(Lines of data)
Start
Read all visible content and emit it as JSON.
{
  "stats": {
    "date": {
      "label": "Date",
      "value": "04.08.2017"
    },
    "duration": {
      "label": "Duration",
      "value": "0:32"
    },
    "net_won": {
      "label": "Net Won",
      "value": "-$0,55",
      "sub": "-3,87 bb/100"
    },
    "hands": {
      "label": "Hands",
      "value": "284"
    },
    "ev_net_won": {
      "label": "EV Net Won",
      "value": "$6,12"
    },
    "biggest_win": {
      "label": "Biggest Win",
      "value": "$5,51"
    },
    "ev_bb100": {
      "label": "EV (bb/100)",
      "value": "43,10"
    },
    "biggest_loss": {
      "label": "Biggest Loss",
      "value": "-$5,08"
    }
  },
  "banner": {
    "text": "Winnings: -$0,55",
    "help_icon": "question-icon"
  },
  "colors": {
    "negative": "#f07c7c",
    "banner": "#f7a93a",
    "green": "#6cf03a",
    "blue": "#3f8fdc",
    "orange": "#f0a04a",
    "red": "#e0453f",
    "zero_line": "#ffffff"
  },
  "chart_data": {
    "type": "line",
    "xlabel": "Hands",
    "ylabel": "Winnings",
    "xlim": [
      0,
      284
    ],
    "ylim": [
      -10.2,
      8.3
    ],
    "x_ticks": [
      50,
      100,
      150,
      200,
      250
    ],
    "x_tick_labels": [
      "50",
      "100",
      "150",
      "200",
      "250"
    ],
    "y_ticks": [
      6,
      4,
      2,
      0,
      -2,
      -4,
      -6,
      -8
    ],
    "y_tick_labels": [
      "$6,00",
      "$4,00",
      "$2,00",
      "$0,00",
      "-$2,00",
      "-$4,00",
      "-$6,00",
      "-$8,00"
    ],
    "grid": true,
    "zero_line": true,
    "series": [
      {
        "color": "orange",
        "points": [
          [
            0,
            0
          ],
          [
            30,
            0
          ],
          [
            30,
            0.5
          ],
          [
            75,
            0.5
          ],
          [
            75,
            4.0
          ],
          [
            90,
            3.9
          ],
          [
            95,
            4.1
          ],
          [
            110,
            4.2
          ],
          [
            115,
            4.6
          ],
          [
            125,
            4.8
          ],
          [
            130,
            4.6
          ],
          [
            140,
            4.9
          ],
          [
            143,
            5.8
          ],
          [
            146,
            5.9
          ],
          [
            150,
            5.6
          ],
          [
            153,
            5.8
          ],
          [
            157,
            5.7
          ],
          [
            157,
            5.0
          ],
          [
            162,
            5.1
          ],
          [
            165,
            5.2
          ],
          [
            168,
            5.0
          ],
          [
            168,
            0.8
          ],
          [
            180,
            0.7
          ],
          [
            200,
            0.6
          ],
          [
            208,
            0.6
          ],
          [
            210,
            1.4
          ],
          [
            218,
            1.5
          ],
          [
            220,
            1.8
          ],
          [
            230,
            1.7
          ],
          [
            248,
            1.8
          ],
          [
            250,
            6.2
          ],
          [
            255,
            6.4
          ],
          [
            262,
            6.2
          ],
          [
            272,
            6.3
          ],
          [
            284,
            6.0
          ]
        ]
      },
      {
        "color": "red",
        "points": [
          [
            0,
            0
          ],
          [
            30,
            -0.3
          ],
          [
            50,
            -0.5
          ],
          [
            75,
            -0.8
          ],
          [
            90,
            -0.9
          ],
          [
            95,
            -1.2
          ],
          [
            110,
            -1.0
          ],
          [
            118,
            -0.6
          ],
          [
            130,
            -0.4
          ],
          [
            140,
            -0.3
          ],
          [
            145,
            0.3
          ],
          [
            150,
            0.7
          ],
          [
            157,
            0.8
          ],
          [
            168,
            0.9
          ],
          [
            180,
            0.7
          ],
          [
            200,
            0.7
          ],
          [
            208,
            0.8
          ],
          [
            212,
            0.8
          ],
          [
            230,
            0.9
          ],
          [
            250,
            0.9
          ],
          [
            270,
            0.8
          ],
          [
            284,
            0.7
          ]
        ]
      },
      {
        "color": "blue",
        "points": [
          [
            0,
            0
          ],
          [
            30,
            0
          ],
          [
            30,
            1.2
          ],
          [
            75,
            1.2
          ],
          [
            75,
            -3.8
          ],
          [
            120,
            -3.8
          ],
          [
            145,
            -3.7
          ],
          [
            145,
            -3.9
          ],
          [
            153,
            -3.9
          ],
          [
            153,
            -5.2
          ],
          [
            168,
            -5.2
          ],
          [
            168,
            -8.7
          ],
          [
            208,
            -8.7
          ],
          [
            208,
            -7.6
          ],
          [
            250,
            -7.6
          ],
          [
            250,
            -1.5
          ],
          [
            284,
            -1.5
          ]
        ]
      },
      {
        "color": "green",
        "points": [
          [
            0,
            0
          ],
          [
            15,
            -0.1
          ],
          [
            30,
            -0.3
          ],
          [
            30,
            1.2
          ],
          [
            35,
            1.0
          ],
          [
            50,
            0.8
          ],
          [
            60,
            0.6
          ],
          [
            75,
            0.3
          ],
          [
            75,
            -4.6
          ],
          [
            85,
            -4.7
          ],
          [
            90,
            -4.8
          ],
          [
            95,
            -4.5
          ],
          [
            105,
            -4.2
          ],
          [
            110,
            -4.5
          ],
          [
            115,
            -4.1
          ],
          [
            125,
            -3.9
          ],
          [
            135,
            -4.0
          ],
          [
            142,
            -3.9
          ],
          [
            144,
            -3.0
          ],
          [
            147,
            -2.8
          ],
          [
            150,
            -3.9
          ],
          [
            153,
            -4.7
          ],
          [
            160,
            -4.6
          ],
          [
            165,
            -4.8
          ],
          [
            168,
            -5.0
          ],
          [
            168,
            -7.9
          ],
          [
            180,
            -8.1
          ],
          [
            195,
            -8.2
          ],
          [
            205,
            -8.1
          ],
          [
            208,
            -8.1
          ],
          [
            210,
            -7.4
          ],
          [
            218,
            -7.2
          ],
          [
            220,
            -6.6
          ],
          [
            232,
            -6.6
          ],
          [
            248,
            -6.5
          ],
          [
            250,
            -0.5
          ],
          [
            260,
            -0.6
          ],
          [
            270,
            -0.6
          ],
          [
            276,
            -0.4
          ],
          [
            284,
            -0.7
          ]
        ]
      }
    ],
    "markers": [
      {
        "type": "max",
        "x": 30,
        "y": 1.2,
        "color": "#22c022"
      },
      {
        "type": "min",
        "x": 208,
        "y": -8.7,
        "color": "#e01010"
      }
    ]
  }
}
End
§ **To do**: Write out the whole listing exactly.

§ **Finished task**:
Read all visible content and emit it as JSON.
{
  "stats": {
    "date": {
      "label": "Date",
      "value": "04.08.2017"
    },
    "duration": {
      "label": "Duration",
      "value": "0:32"
    },
    "net_won": {
      "label": "Net Won",
      "value": "-$0,55",
      "sub": "-3,87 bb/100"
    },
    "hands": {
      "label": "Hands",
      "value": "284"
    },
    "ev_net_won": {
      "label": "EV Net Won",
      "value": "$6,12"
    },
    "biggest_win": {
      "label": "Biggest Win",
      "value": "$5,51"
    },
    "ev_bb100": {
      "label": "EV (bb/100)",
      "value": "43,10"
    },
    "biggest_loss": {
      "label": "Biggest Loss",
      "value": "-$5,08"
    }
  },
  "banner": {
    "text": "Winnings: -$0,55",
    "help_icon": "question-icon"
  },
  "colors": {
    "negative": "#f07c7c",
    "banner": "#f7a93a",
    "green": "#6cf03a",
    "blue": "#3f8fdc",
    "orange": "#f0a04a",
    "red": "#e0453f",
    "zero_line": "#ffffff"
  },
  "chart_data": {
    "type": "line",
    "xlabel": "Hands",
    "ylabel": "Winnings",
    "xlim": [
      0,
      284
    ],
    "ylim": [
      -10.2,
      8.3
    ],
    "x_ticks": [
      50,
      100,
      150,
      200,
      250
    ],
    "x_tick_labels": [
      "50",
      "100",
      "150",
      "200",
      "250"
    ],
    "y_ticks": [
      6,
      4,
      2,
      0,
      -2,
      -4,
      -6,
      -8
    ],
    "y_tick_labels": [
      "$6,00",
      "$4,00",
      "$2,00",
      "$0,00",
      "-$2,00",
      "-$4,00",
      "-$6,00",
      "-$8,00"
    ],
    "grid": true,
    "zero_line": true,
    "series": [
      {
        "color": "orange",
        "points": [
          [
            0,
            0
          ],
          [
            30,
            0
          ],
          [
            30,
            0.5
          ],
          [
            75,
            0.5
          ],
          [
            75,
            4.0
          ],
          [
            90,
            3.9
          ],
          [
            95,
            4.1
          ],
          [
            110,
            4.2
          ],
          [
            115,
            4.6
          ],
          [
            125,
            4.8
          ],
          [
            130,
            4.6
          ],
          [
            140,
            4.9
          ],
          [
            143,
            5.8
          ],
          [
            146,
            5.9
          ],
          [
            150,
            5.6
          ],
          [
            153,
            5.8
          ],
          [
            157,
            5.7
          ],
          [
            157,
            5.0
          ],
          [
            162,
            5.1
          ],
          [
            165,
            5.2
          ],
          [
            168,
            5.0
          ],
          [
            168,
            0.8
          ],
          [
            180,
            0.7
          ],
          [
            200,
            0.6
          ],
          [
            208,
            0.6
          ],
          [
            210,
            1.4
          ],
          [
            218,
            1.5
          ],
          [
            220,
            1.8
          ],
          [
            230,
            1.7
          ],
          [
            248,
            1.8
          ],
          [
            250,
            6.2
          ],
          [
            255,
            6.4
          ],
          [
            262,
            6.2
          ],
          [
            272,
            6.3
          ],
          [
            284,
            6.0
          ]
        ]
      },
      {
        "color": "red",
        "points": [
          [
            0,
            0
          ],
          [
            30,
            -0.3
          ],
          [
            50,
            -0.5
          ],
          [
            75,
            -0.8
          ],
          [
            90,
            -0.9
          ],
          [
            95,
            -1.2
          ],
          [
            110,
            -1.0
          ],
          [
            118,
            -0.6
          ],
          [
            130,
            -0.4
          ],
          [
            140,
            -0.3
          ],
          [
            145,
            0.3
          ],
          [
            150,
            0.7
          ],
          [
            157,
            0.8
          ],
          [
            168,
            0.9
          ],
          [
            180,
            0.7
          ],
          [
            200,
            0.7
          ],
          [
            208,
            0.8
          ],
          [
            212,
            0.8
          ],
          [
            230,
            0.9
          ],
          [
            250,
            0.9
          ],
          [
            270,
            0.8
          ],
          [
            284,
            0.7
          ]
        ]
      },
      {
        "color": "blue",
        "points": [
          [
            0,
            0
          ],
          [
            30,
            0
          ],
          [
            30,
            1.2
          ],
          [
            75,
            1.2
          ],
          [
            75,
            -3.8
          ],
          [
            120,
            -3.8
          ],
          [
            145,
            -3.7
          ],
          [
            145,
            -3.9
          ],
          [
            153,
            -3.9
          ],
          [
            153,
            -5.2
          ],
          [
            168,
            -5.2
          ],
          [
            168,
            -8.7
          ],
          [
            208,
            -8.7
          ],
          [
            208,
            -7.6
          ],
          [
            250,
            -7.6
          ],
          [
            250,
            -1.5
          ],
          [
            284,
            -1.5
          ]
        ]
      },
      {
        "color": "green",
        "points": [
          [
            0,
            0
          ],
          [
            15,
            -0.1
          ],
          [
            30,
            -0.3
          ],
          [
            30,
            1.2
          ],
          [
            35,
            1.0
          ],
          [
            50,
            0.8
          ],
          [
            60,
            0.6
          ],
          [
            75,
            0.3
          ],
          [
            75,
            -4.6
          ],
          [
            85,
            -4.7
          ],
          [
            90,
            -4.8
          ],
          [
            95,
            -4.5
          ],
          [
            105,
            -4.2
          ],
          [
            110,
            -4.5
          ],
          [
            115,
            -4.1
          ],
          [
            125,
            -3.9
          ],
          [
            135,
            -4.0
          ],
          [
            142,
            -3.9
          ],
          [
            144,
            -3.0
          ],
          [
            147,
            -2.8
          ],
          [
            150,
            -3.9
          ],
          [
            153,
            -4.7
          ],
          [
            160,
            -4.6
          ],
          [
            165,
            -4.8
          ],
          [
            168,
            -5.0
          ],
          [
            168,
            -7.9
          ],
          [
            180,
            -8.1
          ],
          [
            195,
            -8.2
          ],
          [
            205,
            -8.1
          ],
          [
            208,
            -8.1
          ],
          [
            210,
            -7.4
          ],
          [
            218,
            -7.2
          ],
          [
            220,
            -6.6
          ],
          [
            232,
            -6.6
          ],
          [
            248,
            -6.5
          ],
          [
            250,
            -0.5
          ],
          [
            260,
            -0.6
          ],
          [
            270,
            -0.6
          ],
          [
            276,
            -0.4
          ],
          [
            284,
            -0.7
          ]
        ]
      }
    ],
    "markers": [
      {
        "type": "max",
        "x": 30,
        "y": 1.2,
        "color": "#22c022"
      },
      {
        "type": "min",
        "x": 208,
        "y": -8.7,
        "color": "#e01010"
      }
    ]
  }
}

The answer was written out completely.